The US Cities with the Most Magnificent Housing Bubbles

Wolf Richter wolfstreet.com, www.amazon.com/author/wolfrichter

But some flat spots are showing up!

Just after I reported on the minuscule 1.4% year-over-year growth of per-capita “real” disposable income and the lowest saving rate in 12 years — for the lucky ones — there’s another asset-bubble doozie: The S&P CoreLogic Case-Shiller National Home Price Index for November, released this morning, rose 6.2% year-over-year (not-seasonally-adjusted). The index has now surpassed by 6.1% what was afterwards called the crazy peak of Housing Bubble 1 in July 2006 and is up 46% from the bottom of Housing Bust 1:

Real estate prices are a result of local dynamics but are also impacted by national and global factors, including monetary policies and foreign non-resident investors trying to get their money out of harm’s way. This causes local housing bubbles, operating on their own schedules. When enough of them occur simultaneously, it becomes a national housing bubble. See chart above.
The Case-Shiller Index is based on a rolling three-month average; today’s release was for September, October, and November data. Instead of median prices, the index uses “home price sales pairs,” for example for a house that sold in 2010 and then again in 2017. The index provider incorporates other factors and uses algorithms to adjust the price movement into an index data point. The index was set at 100 for January 2000. An index value of 200 means prices as figured by the algorithm have doubled since then.

DATASET SECTION |
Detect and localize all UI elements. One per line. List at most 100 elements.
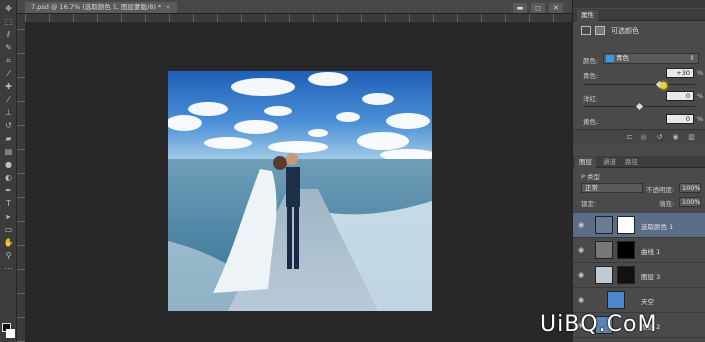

EXERCISE BRIEF |
Copy the passage of the housing bubble article between "The US Cities" and "are showing up!", inclusive. The data comes from a source unrelated to the housing bubble article.

RESULT |
The US Cities with the Most Magnificent Housing Bubbles

Wolf Richter wolfstreet.com, www.amazon.com/author/wolfrichter

But some flat spots are showing up!